** begin Records supplied **
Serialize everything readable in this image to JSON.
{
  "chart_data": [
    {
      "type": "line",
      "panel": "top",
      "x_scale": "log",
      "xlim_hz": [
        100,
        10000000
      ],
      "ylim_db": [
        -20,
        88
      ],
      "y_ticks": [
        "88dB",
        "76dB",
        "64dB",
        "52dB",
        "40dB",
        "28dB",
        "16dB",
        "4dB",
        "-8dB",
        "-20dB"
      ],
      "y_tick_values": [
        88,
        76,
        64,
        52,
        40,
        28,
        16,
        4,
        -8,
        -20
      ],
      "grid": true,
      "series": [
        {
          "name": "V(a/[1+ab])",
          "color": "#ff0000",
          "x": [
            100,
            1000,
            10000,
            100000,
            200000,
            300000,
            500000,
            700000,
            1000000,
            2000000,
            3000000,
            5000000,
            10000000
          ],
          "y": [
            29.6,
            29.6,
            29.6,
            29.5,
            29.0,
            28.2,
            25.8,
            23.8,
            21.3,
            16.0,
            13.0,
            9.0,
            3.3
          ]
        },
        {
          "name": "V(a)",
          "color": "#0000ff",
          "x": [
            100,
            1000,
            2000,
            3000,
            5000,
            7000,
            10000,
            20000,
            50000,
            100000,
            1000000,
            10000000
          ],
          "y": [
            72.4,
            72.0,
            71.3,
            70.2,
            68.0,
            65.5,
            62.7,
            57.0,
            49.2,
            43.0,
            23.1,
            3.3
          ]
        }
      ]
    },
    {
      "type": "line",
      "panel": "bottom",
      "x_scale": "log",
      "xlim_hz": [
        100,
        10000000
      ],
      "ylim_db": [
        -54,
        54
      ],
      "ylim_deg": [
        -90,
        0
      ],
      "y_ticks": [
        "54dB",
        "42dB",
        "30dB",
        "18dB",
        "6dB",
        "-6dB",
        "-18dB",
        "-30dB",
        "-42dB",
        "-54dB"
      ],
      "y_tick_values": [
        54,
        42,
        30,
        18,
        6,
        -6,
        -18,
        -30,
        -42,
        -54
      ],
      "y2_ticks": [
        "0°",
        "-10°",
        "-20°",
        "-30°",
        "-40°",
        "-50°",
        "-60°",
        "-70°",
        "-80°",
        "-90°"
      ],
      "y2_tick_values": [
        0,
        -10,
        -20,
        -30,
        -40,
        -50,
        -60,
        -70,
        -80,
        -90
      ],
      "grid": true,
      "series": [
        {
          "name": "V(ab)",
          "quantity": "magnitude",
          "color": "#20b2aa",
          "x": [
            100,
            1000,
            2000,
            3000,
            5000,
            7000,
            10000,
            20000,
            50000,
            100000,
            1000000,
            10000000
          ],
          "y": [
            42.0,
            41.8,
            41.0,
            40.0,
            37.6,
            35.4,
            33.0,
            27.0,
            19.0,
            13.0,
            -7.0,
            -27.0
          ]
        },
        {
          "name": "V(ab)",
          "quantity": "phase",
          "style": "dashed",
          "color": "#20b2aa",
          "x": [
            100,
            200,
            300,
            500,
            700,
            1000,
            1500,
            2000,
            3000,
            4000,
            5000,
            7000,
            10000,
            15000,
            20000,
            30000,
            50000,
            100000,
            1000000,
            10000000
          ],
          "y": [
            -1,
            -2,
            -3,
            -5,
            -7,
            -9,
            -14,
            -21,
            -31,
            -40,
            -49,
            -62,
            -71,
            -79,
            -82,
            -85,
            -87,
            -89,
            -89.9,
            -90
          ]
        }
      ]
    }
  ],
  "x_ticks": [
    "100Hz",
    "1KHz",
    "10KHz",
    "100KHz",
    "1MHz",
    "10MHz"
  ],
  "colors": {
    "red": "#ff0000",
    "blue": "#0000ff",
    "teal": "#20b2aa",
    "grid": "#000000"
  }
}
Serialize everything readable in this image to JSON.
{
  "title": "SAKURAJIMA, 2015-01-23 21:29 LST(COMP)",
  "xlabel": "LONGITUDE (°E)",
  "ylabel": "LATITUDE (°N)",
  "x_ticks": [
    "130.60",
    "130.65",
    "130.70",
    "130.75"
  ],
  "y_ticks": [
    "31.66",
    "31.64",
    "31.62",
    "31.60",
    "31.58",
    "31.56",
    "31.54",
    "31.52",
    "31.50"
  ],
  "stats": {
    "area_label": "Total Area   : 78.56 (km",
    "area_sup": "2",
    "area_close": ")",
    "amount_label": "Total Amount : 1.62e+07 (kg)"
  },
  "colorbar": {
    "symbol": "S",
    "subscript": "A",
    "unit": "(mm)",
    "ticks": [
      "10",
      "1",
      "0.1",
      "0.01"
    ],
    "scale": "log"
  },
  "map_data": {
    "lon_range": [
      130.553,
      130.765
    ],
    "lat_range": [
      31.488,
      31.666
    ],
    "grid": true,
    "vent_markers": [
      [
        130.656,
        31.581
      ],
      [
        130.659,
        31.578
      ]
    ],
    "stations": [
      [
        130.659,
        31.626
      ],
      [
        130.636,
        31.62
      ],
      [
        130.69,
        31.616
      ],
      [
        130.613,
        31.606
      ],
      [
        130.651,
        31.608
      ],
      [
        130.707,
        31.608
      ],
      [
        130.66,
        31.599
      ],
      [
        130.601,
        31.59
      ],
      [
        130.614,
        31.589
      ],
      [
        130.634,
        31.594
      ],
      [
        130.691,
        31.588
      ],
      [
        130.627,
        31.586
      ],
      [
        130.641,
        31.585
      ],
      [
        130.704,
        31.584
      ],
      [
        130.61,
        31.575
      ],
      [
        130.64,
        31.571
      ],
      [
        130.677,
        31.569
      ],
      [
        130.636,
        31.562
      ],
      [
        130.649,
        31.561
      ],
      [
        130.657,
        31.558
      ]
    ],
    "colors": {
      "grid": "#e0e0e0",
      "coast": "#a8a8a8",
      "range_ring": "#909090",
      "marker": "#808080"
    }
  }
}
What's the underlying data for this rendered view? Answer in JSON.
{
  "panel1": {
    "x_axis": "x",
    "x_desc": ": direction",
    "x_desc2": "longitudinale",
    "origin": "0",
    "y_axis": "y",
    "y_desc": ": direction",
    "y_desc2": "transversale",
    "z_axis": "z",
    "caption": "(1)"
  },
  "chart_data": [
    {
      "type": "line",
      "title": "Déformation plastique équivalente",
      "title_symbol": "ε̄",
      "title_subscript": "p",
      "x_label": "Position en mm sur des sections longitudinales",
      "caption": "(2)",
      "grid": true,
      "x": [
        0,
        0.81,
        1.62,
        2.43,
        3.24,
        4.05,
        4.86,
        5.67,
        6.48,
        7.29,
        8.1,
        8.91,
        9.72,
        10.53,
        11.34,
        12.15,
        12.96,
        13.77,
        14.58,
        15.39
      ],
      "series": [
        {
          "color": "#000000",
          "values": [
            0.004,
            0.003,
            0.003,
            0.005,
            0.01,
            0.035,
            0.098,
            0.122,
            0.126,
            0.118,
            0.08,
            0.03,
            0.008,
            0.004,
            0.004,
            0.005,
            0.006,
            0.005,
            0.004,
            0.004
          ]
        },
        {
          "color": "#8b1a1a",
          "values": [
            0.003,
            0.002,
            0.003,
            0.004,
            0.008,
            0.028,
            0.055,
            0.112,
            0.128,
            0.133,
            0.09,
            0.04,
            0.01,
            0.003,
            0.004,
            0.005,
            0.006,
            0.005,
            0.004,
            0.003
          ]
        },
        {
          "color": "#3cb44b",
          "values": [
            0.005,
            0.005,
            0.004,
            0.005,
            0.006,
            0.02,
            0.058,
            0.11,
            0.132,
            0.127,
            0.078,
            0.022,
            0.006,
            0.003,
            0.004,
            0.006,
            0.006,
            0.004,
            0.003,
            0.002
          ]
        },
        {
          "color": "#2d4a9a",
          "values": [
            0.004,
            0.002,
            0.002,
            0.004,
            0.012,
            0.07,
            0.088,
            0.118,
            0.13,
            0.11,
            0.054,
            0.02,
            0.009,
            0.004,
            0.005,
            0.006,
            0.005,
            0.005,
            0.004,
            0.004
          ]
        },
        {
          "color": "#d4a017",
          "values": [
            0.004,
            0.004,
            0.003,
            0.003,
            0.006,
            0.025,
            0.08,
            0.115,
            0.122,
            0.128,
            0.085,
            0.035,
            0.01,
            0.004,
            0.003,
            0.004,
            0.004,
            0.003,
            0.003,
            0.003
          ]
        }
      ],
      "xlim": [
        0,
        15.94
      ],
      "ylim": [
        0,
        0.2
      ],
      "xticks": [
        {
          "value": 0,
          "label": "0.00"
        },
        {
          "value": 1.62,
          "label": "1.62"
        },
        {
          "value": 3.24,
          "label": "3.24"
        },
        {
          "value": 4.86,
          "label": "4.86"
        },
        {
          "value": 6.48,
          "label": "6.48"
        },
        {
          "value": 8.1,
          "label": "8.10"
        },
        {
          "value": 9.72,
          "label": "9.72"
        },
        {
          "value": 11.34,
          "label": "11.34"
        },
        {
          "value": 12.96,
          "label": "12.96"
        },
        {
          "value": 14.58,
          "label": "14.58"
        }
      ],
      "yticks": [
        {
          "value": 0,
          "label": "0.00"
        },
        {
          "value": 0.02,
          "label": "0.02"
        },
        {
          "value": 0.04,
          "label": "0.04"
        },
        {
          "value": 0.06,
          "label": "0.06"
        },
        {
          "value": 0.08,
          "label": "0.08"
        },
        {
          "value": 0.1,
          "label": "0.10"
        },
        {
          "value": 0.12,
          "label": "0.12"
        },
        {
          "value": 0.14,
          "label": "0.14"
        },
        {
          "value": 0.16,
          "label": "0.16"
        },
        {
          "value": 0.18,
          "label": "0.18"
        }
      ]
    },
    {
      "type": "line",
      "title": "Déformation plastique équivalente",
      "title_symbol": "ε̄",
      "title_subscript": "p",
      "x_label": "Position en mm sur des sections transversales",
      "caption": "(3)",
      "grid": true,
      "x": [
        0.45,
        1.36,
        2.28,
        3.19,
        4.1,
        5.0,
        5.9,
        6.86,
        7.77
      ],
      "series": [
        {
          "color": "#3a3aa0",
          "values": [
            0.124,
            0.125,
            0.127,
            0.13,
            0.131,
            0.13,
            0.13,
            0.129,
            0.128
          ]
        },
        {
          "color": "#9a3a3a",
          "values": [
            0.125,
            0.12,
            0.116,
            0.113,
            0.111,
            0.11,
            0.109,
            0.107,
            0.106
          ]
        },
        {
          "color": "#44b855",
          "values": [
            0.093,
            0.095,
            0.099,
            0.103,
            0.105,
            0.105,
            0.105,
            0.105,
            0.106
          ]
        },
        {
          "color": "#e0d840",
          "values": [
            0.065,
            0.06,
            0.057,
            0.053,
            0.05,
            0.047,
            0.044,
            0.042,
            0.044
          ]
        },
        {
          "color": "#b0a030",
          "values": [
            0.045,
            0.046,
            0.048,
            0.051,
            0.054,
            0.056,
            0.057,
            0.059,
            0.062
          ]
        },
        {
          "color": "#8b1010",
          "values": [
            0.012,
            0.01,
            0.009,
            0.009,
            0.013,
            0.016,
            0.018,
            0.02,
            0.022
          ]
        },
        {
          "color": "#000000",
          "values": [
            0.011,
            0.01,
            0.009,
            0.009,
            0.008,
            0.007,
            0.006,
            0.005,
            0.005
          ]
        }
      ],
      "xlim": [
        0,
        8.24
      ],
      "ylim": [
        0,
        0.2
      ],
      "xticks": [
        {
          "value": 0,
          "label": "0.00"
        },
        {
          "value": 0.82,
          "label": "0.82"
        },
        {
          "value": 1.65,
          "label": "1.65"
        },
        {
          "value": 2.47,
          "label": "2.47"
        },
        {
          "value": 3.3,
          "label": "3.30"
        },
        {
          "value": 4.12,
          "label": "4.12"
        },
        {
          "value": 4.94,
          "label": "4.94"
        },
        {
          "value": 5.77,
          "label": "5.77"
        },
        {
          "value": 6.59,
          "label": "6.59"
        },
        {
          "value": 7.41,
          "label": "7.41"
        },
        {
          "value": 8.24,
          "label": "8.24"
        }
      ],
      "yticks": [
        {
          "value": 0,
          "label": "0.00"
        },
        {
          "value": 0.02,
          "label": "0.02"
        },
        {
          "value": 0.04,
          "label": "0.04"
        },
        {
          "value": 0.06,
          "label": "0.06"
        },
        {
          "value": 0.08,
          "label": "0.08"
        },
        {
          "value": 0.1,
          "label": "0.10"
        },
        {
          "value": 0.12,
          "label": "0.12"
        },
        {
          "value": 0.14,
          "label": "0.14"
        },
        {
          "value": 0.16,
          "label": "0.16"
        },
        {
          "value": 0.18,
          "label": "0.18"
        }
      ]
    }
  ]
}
** end Records supplied **
→ What the task requires:
Count how many lines in the data contain the word "quantity", giving the number without comment.

→ Response for this exercise:
2